→ GOAL
Drop every picture, then transcribe the remaining data exactly.

→ SUPPLIED RECORDS
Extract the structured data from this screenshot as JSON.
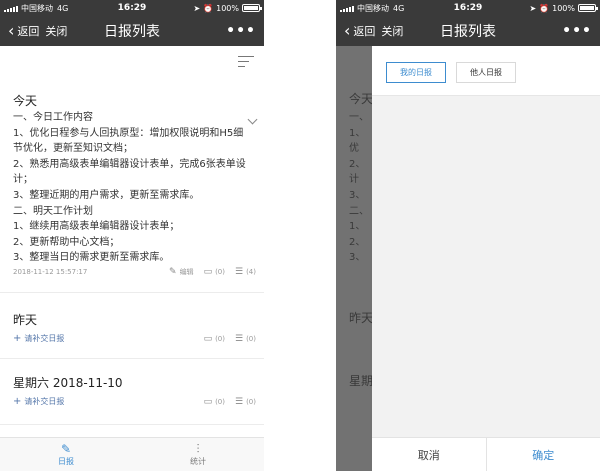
{
  "status": {
    "carrier": "中国移动",
    "network": "4G",
    "time": "16:29",
    "battery": "100%"
  },
  "nav": {
    "back_label": "返回",
    "close_label": "关闭",
    "title": "日报列表",
    "more": "•••"
  },
  "reports": [
    {
      "day": "今天",
      "lines": [
        "一、今日工作内容",
        "1、优化日程参与人回执原型：增加权限说明和H5细节优化，更新至知识文档；",
        "2、熟悉用高级表单编辑器设计表单，完成6张表单设计；",
        "3、整理近期的用户需求，更新至需求库。",
        "二、明天工作计划",
        "1、继续用高级表单编辑器设计表单；",
        "2、更新帮助中心文档；",
        "3、整理当日的需求更新至需求库。"
      ],
      "timestamp": "2018-11-12 15:57:17",
      "edit_label": "编辑",
      "comments": "(0)",
      "reads": "(4)"
    },
    {
      "day": "昨天",
      "submit_label": "请补交日报",
      "comments": "(0)",
      "reads": "(0)"
    },
    {
      "day": "星期六 2018-11-10",
      "submit_label": "请补交日报",
      "comments": "(0)",
      "reads": "(0)"
    }
  ],
  "tabbar": {
    "tab1": "日报",
    "tab2": "统计"
  },
  "overlay": {
    "fragments": [
      "今天",
      "一、",
      "1、",
      "优",
      "2、",
      "计",
      "3、",
      "二、",
      "1、",
      "2、",
      "3、",
      "昨天",
      "星期"
    ],
    "my_reports": "我的日报",
    "others_reports": "他人日报",
    "cancel": "取消",
    "confirm": "确定"
  },
  "colors": {
    "accent": "#3d8ccf",
    "navbar": "#3a3a3a",
    "link": "#5577aa"
  }
}
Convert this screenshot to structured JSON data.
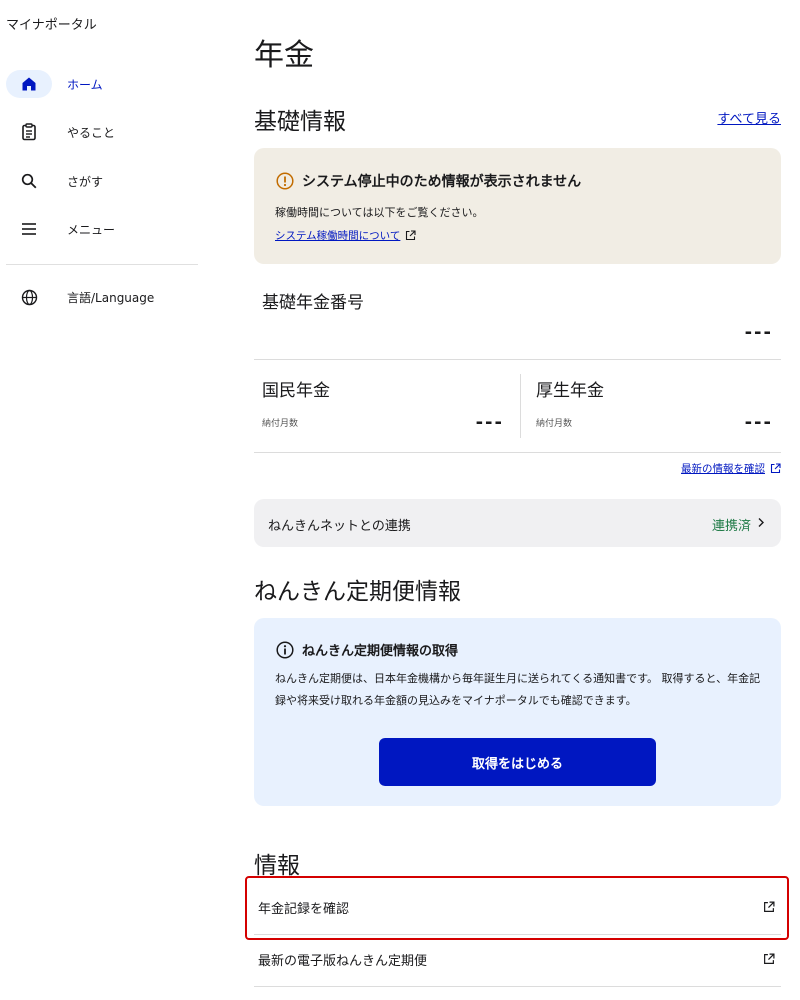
{
  "app": {
    "title": "マイナポータル"
  },
  "sidebar": {
    "items": [
      {
        "label": "ホーム",
        "icon": "home-icon",
        "active": true
      },
      {
        "label": "やること",
        "icon": "clipboard-icon"
      },
      {
        "label": "さがす",
        "icon": "search-icon"
      },
      {
        "label": "メニュー",
        "icon": "menu-icon"
      }
    ],
    "language_label": "言語/Language"
  },
  "main": {
    "page_title": "年金",
    "basic_info": {
      "heading": "基礎情報",
      "see_all": "すべて見る",
      "notice": {
        "title": "システム停止中のため情報が表示されません",
        "text": "稼働時間については以下をご覧ください。",
        "link": "システム稼働時間について"
      },
      "basic_pension_number_label": "基礎年金番号",
      "basic_pension_number_value": "---",
      "national_pension": {
        "title": "国民年金",
        "sub_label": "納付月数",
        "value": "---"
      },
      "employee_pension": {
        "title": "厚生年金",
        "sub_label": "納付月数",
        "value": "---"
      },
      "latest_link": "最新の情報を確認",
      "nenkin_net": {
        "label": "ねんきんネットとの連携",
        "status": "連携済"
      }
    },
    "teikibin": {
      "heading": "ねんきん定期便情報",
      "box_title": "ねんきん定期便情報の取得",
      "box_text": "ねんきん定期便は、日本年金機構から毎年誕生月に送られてくる通知書です。 取得すると、年金記録や将来受け取れる年金額の見込みをマイナポータルでも確認できます。",
      "button_label": "取得をはじめる"
    },
    "info": {
      "heading": "情報",
      "rows": [
        {
          "label": "年金記録を確認"
        },
        {
          "label": "最新の電子版ねんきん定期便"
        }
      ]
    }
  },
  "colors": {
    "accent": "#0017c1",
    "active_bg": "#e8f1fe",
    "notice_bg": "#f1ede4",
    "warning": "#c26c00",
    "linked_status": "#1e7a46",
    "highlight": "#d40000"
  }
}
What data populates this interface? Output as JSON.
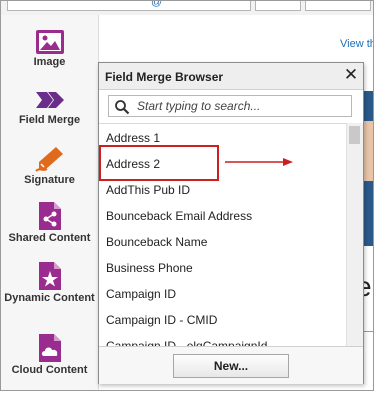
{
  "top_bar": {
    "fragment_symbol": "@"
  },
  "canvas": {
    "view_link": "View th",
    "text_fragment": "eb"
  },
  "palette": {
    "tools": [
      {
        "label": "Image",
        "icon": "image-icon"
      },
      {
        "label": "Field Merge",
        "icon": "field-merge-icon"
      },
      {
        "label": "Signature",
        "icon": "signature-pen-icon"
      },
      {
        "label": "Shared Content",
        "icon": "shared-content-icon"
      },
      {
        "label": "Dynamic Content",
        "icon": "dynamic-content-icon"
      },
      {
        "label": "Cloud Content",
        "icon": "cloud-content-icon"
      }
    ]
  },
  "dialog": {
    "title": "Field Merge Browser",
    "close": "✕",
    "search_placeholder": "Start typing to search...",
    "items": [
      "Address 1",
      "Address 2",
      "AddThis Pub ID",
      "Bounceback Email Address",
      "Bounceback Name",
      "Business Phone",
      "Campaign ID",
      "Campaign ID - CMID",
      "Campaign ID - elqCampaignId"
    ],
    "highlighted_item": "Address 2",
    "new_button": "New..."
  },
  "colors": {
    "accent_purple": "#9b2c8f",
    "field_merge_purple": "#6b2d8a",
    "signature_orange": "#e06a1c",
    "annotation_red": "#cc1f1f",
    "link_blue": "#1f6fb7"
  }
}
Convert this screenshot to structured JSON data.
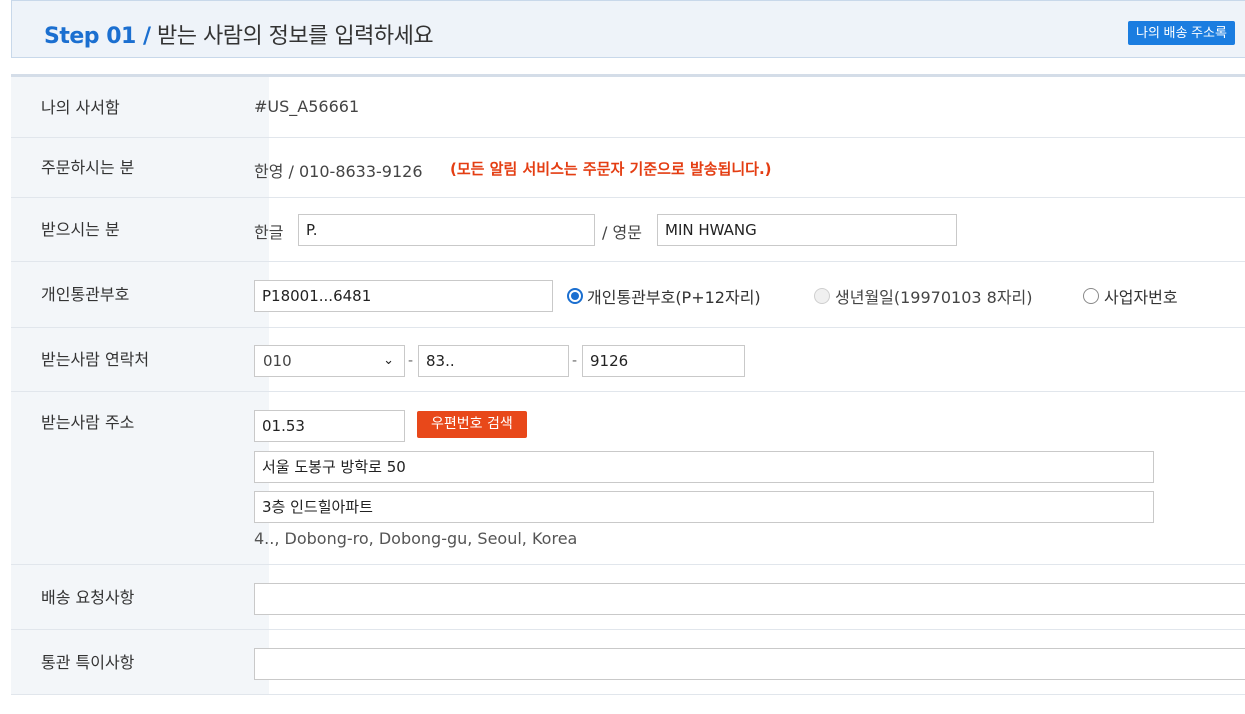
{
  "header": {
    "step": "Step 01 /",
    "title": "받는 사람의 정보를 입력하세요",
    "address_book_button": "나의 배송 주소록"
  },
  "rows": {
    "po_box": {
      "label": "나의 사서함",
      "value": "#US_A56661"
    },
    "orderer": {
      "label": "주문하시는 분",
      "value": "한영 / 010-8633-9126",
      "notice": "(모든 알림 서비스는 주문자 기준으로 발송됩니다.)"
    },
    "recipient": {
      "label": "받으시는 분",
      "korean_label": "한글",
      "korean_value": "P.",
      "english_label": "/ 영문",
      "english_value": "MIN HWANG"
    },
    "customs": {
      "label": "개인통관부호",
      "value": "P18001...6481",
      "options": [
        {
          "label": "개인통관부호(P+12자리)",
          "state": "checked"
        },
        {
          "label": "생년월일(19970103 8자리)",
          "state": "disabled"
        },
        {
          "label": "사업자번호",
          "state": "unchecked"
        }
      ]
    },
    "contact": {
      "label": "받는사람 연락처",
      "prefix": "010",
      "middle": "83..",
      "last": "9126",
      "separator": "-"
    },
    "address": {
      "label": "받는사람 주소",
      "zipcode": "01.53",
      "zip_button": "우편번호 검색",
      "line1": "서울 도봉구 방학로 50",
      "line2": "3층 인드힐아파트",
      "english": "4.., Dobong-ro, Dobong-gu, Seoul, Korea"
    },
    "delivery_request": {
      "label": "배송 요청사항",
      "value": ""
    },
    "customs_notes": {
      "label": "통관 특이사항",
      "value": ""
    }
  },
  "colors": {
    "accent": "#1b6fd0",
    "warning": "#e43d12",
    "button_orange": "#e8481a"
  }
}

→ WRITTEN RESPONSE
Extract the structured data from this screenshot as JSON.
{
  "status": {
    "carrier": "中国移动",
    "network": "4G",
    "time": "16:29",
    "battery": "100%"
  },
  "nav": {
    "back_label": "返回",
    "close_label": "关闭",
    "title": "日报列表",
    "more": "•••"
  },
  "reports": [
    {
      "day": "今天",
      "lines": [
        "一、今日工作内容",
        "1、优化日程参与人回执原型：增加权限说明和H5细节优化，更新至知识文档；",
        "2、熟悉用高级表单编辑器设计表单，完成6张表单设计；",
        "3、整理近期的用户需求，更新至需求库。",
        "二、明天工作计划",
        "1、继续用高级表单编辑器设计表单；",
        "2、更新帮助中心文档；",
        "3、整理当日的需求更新至需求库。"
      ],
      "timestamp": "2018-11-12 15:57:17",
      "edit_label": "编辑",
      "comments": "(0)",
      "reads": "(4)"
    },
    {
      "day": "昨天",
      "submit_label": "请补交日报",
      "comments": "(0)",
      "reads": "(0)"
    },
    {
      "day": "星期六 2018-11-10",
      "submit_label": "请补交日报",
      "comments": "(0)",
      "reads": "(0)"
    }
  ],
  "tabbar": {
    "tab1": "日报",
    "tab2": "统计"
  },
  "overlay": {
    "fragments": [
      "今天",
      "一、",
      "1、",
      "优",
      "2、",
      "计",
      "3、",
      "二、",
      "1、",
      "2、",
      "3、",
      "昨天",
      "星期"
    ],
    "my_reports": "我的日报",
    "others_reports": "他人日报",
    "cancel": "取消",
    "confirm": "确定"
  },
  "colors": {
    "accent": "#3d8ccf",
    "navbar": "#3a3a3a",
    "link": "#5577aa"
  }
}
Convert this screenshot to structured JSON data.
{
  "app": {
    "title": "マイナポータル"
  },
  "sidebar": {
    "items": [
      {
        "label": "ホーム",
        "icon": "home-icon",
        "active": true
      },
      {
        "label": "やること",
        "icon": "clipboard-icon"
      },
      {
        "label": "さがす",
        "icon": "search-icon"
      },
      {
        "label": "メニュー",
        "icon": "menu-icon"
      }
    ],
    "language_label": "言語/Language"
  },
  "main": {
    "page_title": "年金",
    "basic_info": {
      "heading": "基礎情報",
      "see_all": "すべて見る",
      "notice": {
        "title": "システム停止中のため情報が表示されません",
        "text": "稼働時間については以下をご覧ください。",
        "link": "システム稼働時間について"
      },
      "basic_pension_number_label": "基礎年金番号",
      "basic_pension_number_value": "---",
      "national_pension": {
        "title": "国民年金",
        "sub_label": "納付月数",
        "value": "---"
      },
      "employee_pension": {
        "title": "厚生年金",
        "sub_label": "納付月数",
        "value": "---"
      },
      "latest_link": "最新の情報を確認",
      "nenkin_net": {
        "label": "ねんきんネットとの連携",
        "status": "連携済"
      }
    },
    "teikibin": {
      "heading": "ねんきん定期便情報",
      "box_title": "ねんきん定期便情報の取得",
      "box_text": "ねんきん定期便は、日本年金機構から毎年誕生月に送られてくる通知書です。 取得すると、年金記録や将来受け取れる年金額の見込みをマイナポータルでも確認できます。",
      "button_label": "取得をはじめる"
    },
    "info": {
      "heading": "情報",
      "rows": [
        {
          "label": "年金記録を確認"
        },
        {
          "label": "最新の電子版ねんきん定期便"
        }
      ]
    }
  },
  "colors": {
    "accent": "#0017c1",
    "active_bg": "#e8f1fe",
    "notice_bg": "#f1ede4",
    "warning": "#c26c00",
    "linked_status": "#1e7a46",
    "highlight": "#d40000"
  }
}
What data populates this interface? Output as JSON.
{
  "top_bar": {
    "fragment_symbol": "@"
  },
  "canvas": {
    "view_link": "View th",
    "text_fragment": "eb"
  },
  "palette": {
    "tools": [
      {
        "label": "Image",
        "icon": "image-icon"
      },
      {
        "label": "Field Merge",
        "icon": "field-merge-icon"
      },
      {
        "label": "Signature",
        "icon": "signature-pen-icon"
      },
      {
        "label": "Shared Content",
        "icon": "shared-content-icon"
      },
      {
        "label": "Dynamic Content",
        "icon": "dynamic-content-icon"
      },
      {
        "label": "Cloud Content",
        "icon": "cloud-content-icon"
      }
    ]
  },
  "dialog": {
    "title": "Field Merge Browser",
    "close": "✕",
    "search_placeholder": "Start typing to search...",
    "items": [
      "Address 1",
      "Address 2",
      "AddThis Pub ID",
      "Bounceback Email Address",
      "Bounceback Name",
      "Business Phone",
      "Campaign ID",
      "Campaign ID - CMID",
      "Campaign ID - elqCampaignId"
    ],
    "highlighted_item": "Address 2",
    "new_button": "New..."
  },
  "colors": {
    "accent_purple": "#9b2c8f",
    "field_merge_purple": "#6b2d8a",
    "signature_orange": "#e06a1c",
    "annotation_red": "#cc1f1f",
    "link_blue": "#1f6fb7"
  }
}
Convert this screenshot to structured JSON data.
{
  "header": {
    "step": "Step 01 /",
    "title": "받는 사람의 정보를 입력하세요",
    "address_book_button": "나의 배송 주소록"
  },
  "rows": {
    "po_box": {
      "label": "나의 사서함",
      "value": "#US_A56661"
    },
    "orderer": {
      "label": "주문하시는 분",
      "value": "한영 / 010-8633-9126",
      "notice": "(모든 알림 서비스는 주문자 기준으로 발송됩니다.)"
    },
    "recipient": {
      "label": "받으시는 분",
      "korean_label": "한글",
      "korean_value": "P.",
      "english_label": "/ 영문",
      "english_value": "MIN HWANG"
    },
    "customs": {
      "label": "개인통관부호",
      "value": "P18001...6481",
      "options": [
        {
          "label": "개인통관부호(P+12자리)",
          "state": "checked"
        },
        {
          "label": "생년월일(19970103 8자리)",
          "state": "disabled"
        },
        {
          "label": "사업자번호",
          "state": "unchecked"
        }
      ]
    },
    "contact": {
      "label": "받는사람 연락처",
      "prefix": "010",
      "middle": "83..",
      "last": "9126",
      "separator": "-"
    },
    "address": {
      "label": "받는사람 주소",
      "zipcode": "01.53",
      "zip_button": "우편번호 검색",
      "line1": "서울 도봉구 방학로 50",
      "line2": "3층 인드힐아파트",
      "english": "4.., Dobong-ro, Dobong-gu, Seoul, Korea"
    },
    "delivery_request": {
      "label": "배송 요청사항",
      "value": ""
    },
    "customs_notes": {
      "label": "통관 특이사항",
      "value": ""
    }
  },
  "colors": {
    "accent": "#1b6fd0",
    "warning": "#e43d12",
    "button_orange": "#e8481a"
  }
}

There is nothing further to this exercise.